*What to do*: Reproduce all lines of the listing below in which the word "フォーシーム" occurs.

[Dataset excerpts]
————

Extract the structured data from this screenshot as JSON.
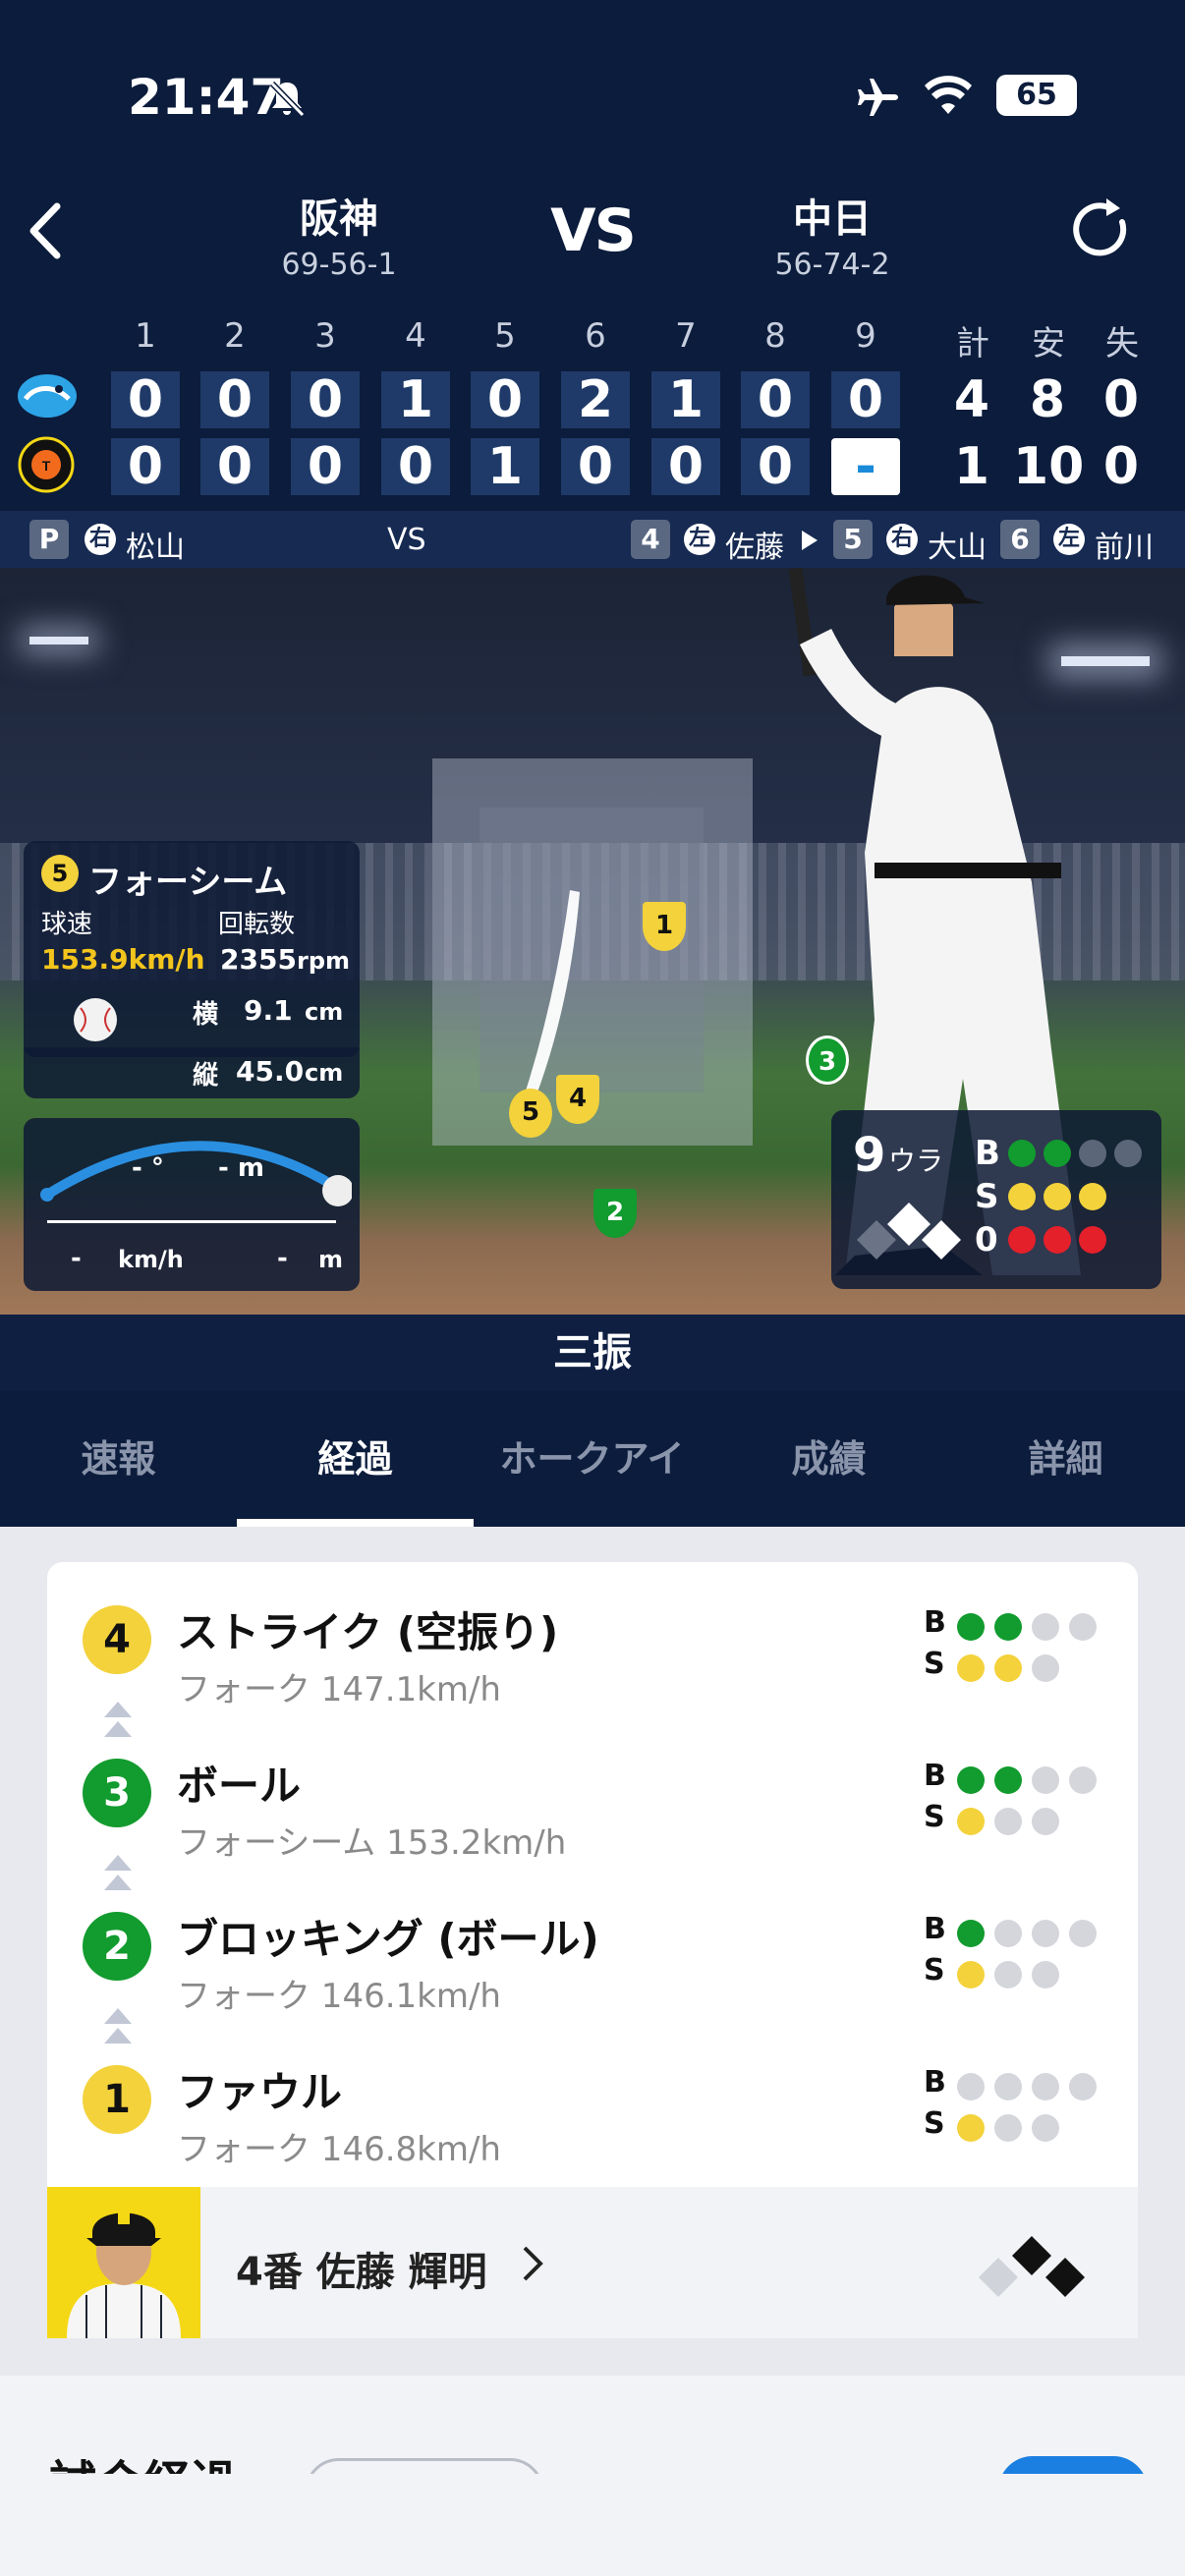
{
  "status": {
    "time": "21:47",
    "battery": "65"
  },
  "header": {
    "home": {
      "name": "阪神",
      "record": "69-56-1"
    },
    "away": {
      "name": "中日",
      "record": "56-74-2"
    },
    "vs": "VS"
  },
  "scoreboard": {
    "innings": [
      "1",
      "2",
      "3",
      "4",
      "5",
      "6",
      "7",
      "8",
      "9"
    ],
    "totals_labels": [
      "計",
      "安",
      "失"
    ],
    "rows": [
      {
        "team": "中日",
        "scores": [
          "0",
          "0",
          "0",
          "1",
          "0",
          "2",
          "1",
          "0",
          "0"
        ],
        "totals": [
          "4",
          "8",
          "0"
        ]
      },
      {
        "team": "阪神",
        "scores": [
          "0",
          "0",
          "0",
          "0",
          "1",
          "0",
          "0",
          "0",
          "-"
        ],
        "totals": [
          "1",
          "10",
          "0"
        ]
      }
    ]
  },
  "players_row": {
    "pitcher_badge": "P",
    "pitcher_hand": "右",
    "pitcher_name": "松山",
    "vs": "VS",
    "batters": [
      {
        "num": "4",
        "hand": "左",
        "name": "佐藤"
      },
      {
        "num": "5",
        "hand": "右",
        "name": "大山"
      },
      {
        "num": "6",
        "hand": "左",
        "name": "前川"
      }
    ]
  },
  "pitch_info": {
    "pitch_no": "5",
    "pitch_type": "フォーシーム",
    "speed_label": "球速",
    "speed_value": "153.9km/h",
    "spin_label": "回転数",
    "spin_value": "2355",
    "spin_unit": "rpm",
    "h_label": "横",
    "h_value": "9.1",
    "h_unit": "cm",
    "v_label": "縦",
    "v_value": "45.0",
    "v_unit": "cm"
  },
  "hit_info": {
    "angle": "- °",
    "distance": "- m",
    "exit_speed": "-",
    "exit_unit": "km/h",
    "range": "-",
    "range_unit": "m"
  },
  "zone_markers": [
    "1",
    "2",
    "3",
    "4",
    "5"
  ],
  "count_box": {
    "inning": "9",
    "half": "ウラ",
    "b": "B",
    "s": "S",
    "o": "0",
    "balls": 2,
    "strikes": 3,
    "outs": 3
  },
  "result_text": "三振",
  "tabs": [
    {
      "label": "速報"
    },
    {
      "label": "経過"
    },
    {
      "label": "ホークアイ"
    },
    {
      "label": "成績"
    },
    {
      "label": "詳細"
    }
  ],
  "colors": {
    "navy": "#0c1c3c",
    "green": "#129b2e",
    "yellow": "#f3d23b",
    "red": "#e4202a"
  },
  "events": [
    {
      "num": "4",
      "title": "ストライク (空振り)",
      "sub": "フォーク 147.1km/h",
      "color": "yellow",
      "balls": 2,
      "strikes": 2
    },
    {
      "num": "3",
      "title": "ボール",
      "sub": "フォーシーム 153.2km/h",
      "color": "green",
      "balls": 2,
      "strikes": 1
    },
    {
      "num": "2",
      "title": "ブロッキング (ボール)",
      "sub": "フォーク 146.1km/h",
      "color": "green",
      "balls": 1,
      "strikes": 1
    },
    {
      "num": "1",
      "title": "ファウル",
      "sub": "フォーク 146.8km/h",
      "color": "yellow",
      "balls": 0,
      "strikes": 1
    }
  ],
  "batter_row": {
    "label": "4番 佐藤 輝明"
  },
  "footer": {
    "section_title": "試合経過"
  }
}
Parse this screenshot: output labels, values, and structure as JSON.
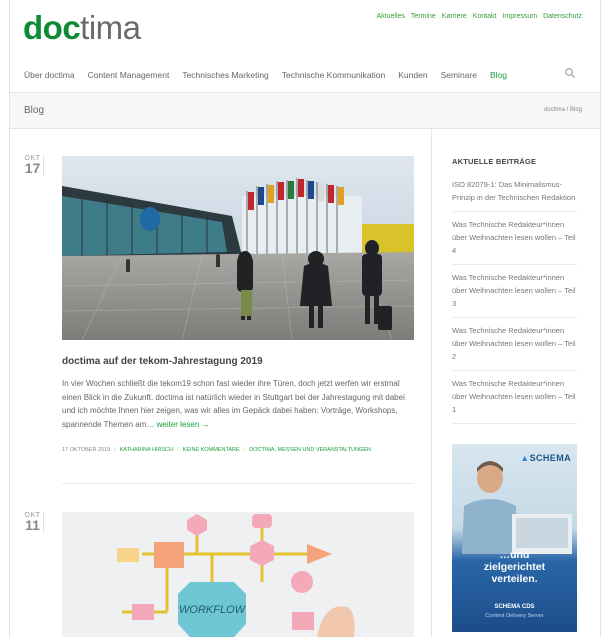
{
  "logo": {
    "part1": "doc",
    "part2": "tima"
  },
  "top_links": [
    "Aktuelles",
    "Termine",
    "Karriere",
    "Kontakt",
    "Impressum",
    "Datenschutz"
  ],
  "main_nav": [
    {
      "label": "Über doctima",
      "active": false
    },
    {
      "label": "Content Management",
      "active": false
    },
    {
      "label": "Technisches Marketing",
      "active": false
    },
    {
      "label": "Technische Kommunikation",
      "active": false
    },
    {
      "label": "Kunden",
      "active": false
    },
    {
      "label": "Seminare",
      "active": false
    },
    {
      "label": "Blog",
      "active": true
    }
  ],
  "page": {
    "title": "Blog",
    "breadcrumb": "doctima / Blog"
  },
  "posts": [
    {
      "month": "OKT",
      "day": "17",
      "title": "doctima auf der tekom-Jahrestagung 2019",
      "excerpt": "In vier Wochen schließt die tekom19 schon fast wieder ihre Türen, doch jetzt werfen wir erstmal einen Blick in die Zukunft. doctima ist natürlich wieder in Stuttgart bei der Jahrestagung mit dabei und ich möchte Ihnen hier zeigen, was wir alles im Gepäck dabei haben: Vorträge, Workshops, spannende Themen am…",
      "read_more": "weiter lesen →",
      "date": "17 OKTOBER 2019",
      "author": "KATHARINA HIRSCH",
      "comments": "KEINE KOMMENTARE",
      "categories": "DOCTIMA, MESSEN UND VERANSTALTUNGEN"
    },
    {
      "month": "OKT",
      "day": "11",
      "image_label": "WORKFLOW"
    }
  ],
  "sidebar": {
    "heading": "AKTUELLE BEITRÄGE",
    "items": [
      "ISO 82079-1: Das Minimalismus-Prinzip in der Technischen Redaktion",
      "Was Technische Redakteur*innen über Weihnachten lesen wollen – Teil 4",
      "Was Technische Redakteur*innen über Weihnachten lesen wollen – Teil 3",
      "Was Technische Redakteur*innen über Weihnachten lesen wollen – Teil 2",
      "Was Technische Redakteur*innen über Weihnachten lesen wollen – Teil 1"
    ]
  },
  "ad": {
    "brand": "SCHEMA",
    "headline_1": "…und",
    "headline_2": "zielgerichtet",
    "headline_3": "verteilen.",
    "product": "SCHEMA CDS",
    "product_sub": "Content Delivery Server"
  },
  "colors": {
    "brand_green": "#0c8a34",
    "link_green": "#19a23a",
    "text_gray": "#666666"
  }
}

————

*Complete answer*:
    "pitch_type": "フォーシーム",
      "sub": "フォーシーム 153.2km/h",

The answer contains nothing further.